(Data records)
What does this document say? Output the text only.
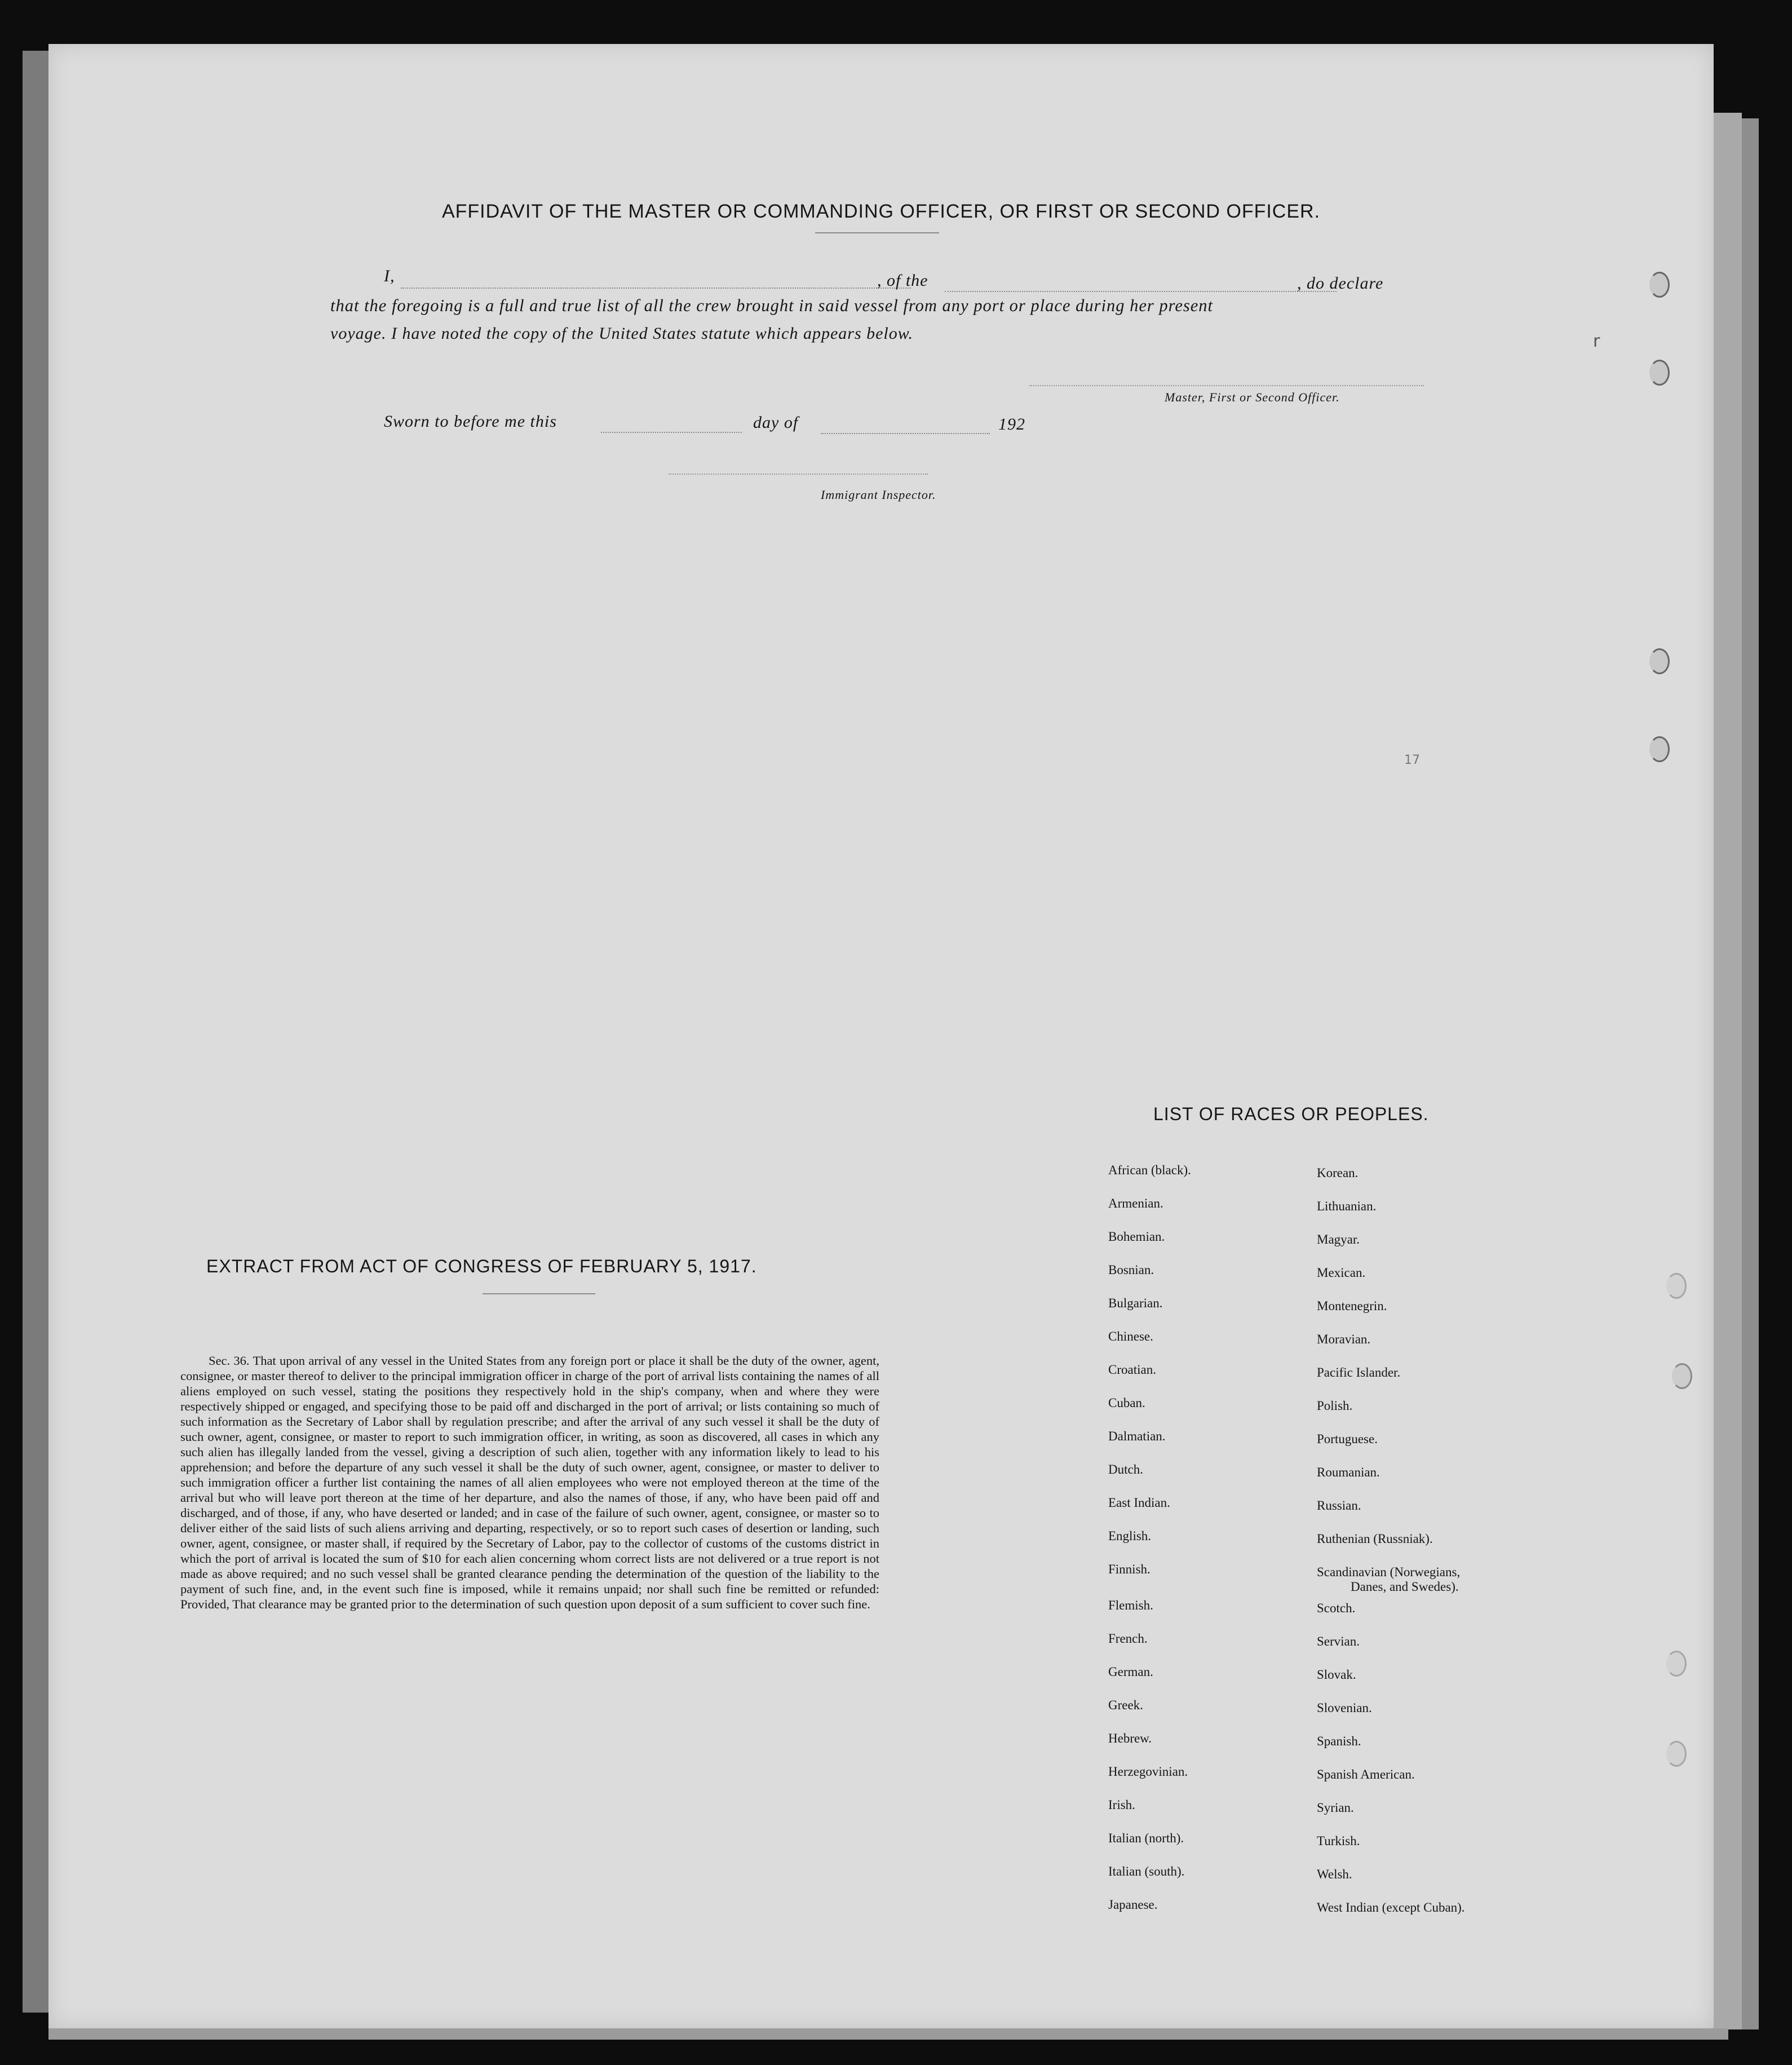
AFFIDAVIT OF THE MASTER OR COMMANDING OFFICER, OR FIRST OR SECOND OFFICER.
I,	, of the	, do declare
that the foregoing is a full and true list of all the crew brought in said vessel from any port or place during her present
voyage. I have noted the copy of the United States statute which appears below.
Master, First or Second Officer.
Sworn to before me this	day of	192
Immigrant Inspector.
17
r
EXTRACT FROM ACT OF CONGRESS OF FEBRUARY 5, 1917.
Sec. 36. That upon arrival of any vessel in the United States from any foreign port or place it shall be the duty of the owner, agent, consignee, or master thereof to deliver to the principal immigration officer in charge of the port of arrival lists containing the names of all aliens employed on such vessel, stating the positions they respectively hold in the ship's company, when and where they were respectively shipped or engaged, and specifying those to be paid off and discharged in the port of arrival; or lists containing so much of such information as the Secretary of Labor shall by regulation prescribe; and after the arrival of any such vessel it shall be the duty of such owner, agent, consignee, or master to report to such immigration officer, in writing, as soon as discovered, all cases in which any such alien has illegally landed from the vessel, giving a description of such alien, together with any information likely to lead to his apprehension; and before the departure of any such vessel it shall be the duty of such owner, agent, consignee, or master to deliver to such immigration officer a further list containing the names of all alien employees who were not employed thereon at the time of the arrival but who will leave port thereon at the time of her departure, and also the names of those, if any, who have been paid off and discharged, and of those, if any, who have deserted or landed; and in case of the failure of such owner, agent, consignee, or master so to deliver either of the said lists of such aliens arriving and departing, respectively, or so to report such cases of desertion or landing, such owner, agent, consignee, or master shall, if required by the Secretary of Labor, pay to the collector of customs of the customs district in which the port of arrival is located the sum of $10 for each alien concerning whom correct lists are not delivered or a true report is not made as above required; and no such vessel shall be granted clearance pending the determination of the question of the liability to the payment of such fine, and, in the event such fine is imposed, while it remains unpaid; nor shall such fine be remitted or refunded: Provided, That clearance may be granted prior to the determination of such question upon deposit of a sum sufficient to cover such fine.
LIST OF RACES OR PEOPLES.
African (black).
Armenian.
Bohemian.
Bosnian.
Bulgarian.
Chinese.
Croatian.
Cuban.
Dalmatian.
Dutch.
East Indian.
English.
Finnish.
Flemish.
French.
German.
Greek.
Hebrew.
Herzegovinian.
Irish.
Italian (north).
Italian (south).
Japanese.
Korean.
Lithuanian.
Magyar.
Mexican.
Montenegrin.
Moravian.
Pacific Islander.
Polish.
Portuguese.
Roumanian.
Russian.
Ruthenian (Russniak).
Scandinavian (Norwegians,
Danes, and Swedes).
Scotch.
Servian.
Slovak.
Slovenian.
Spanish.
Spanish American.
Syrian.
Turkish.
Welsh.
West Indian (except Cuban).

Exercise description: From the listing above, copy out each line where the word "Indian" appears.

Task answer:
East Indian.
West Indian (except Cuban).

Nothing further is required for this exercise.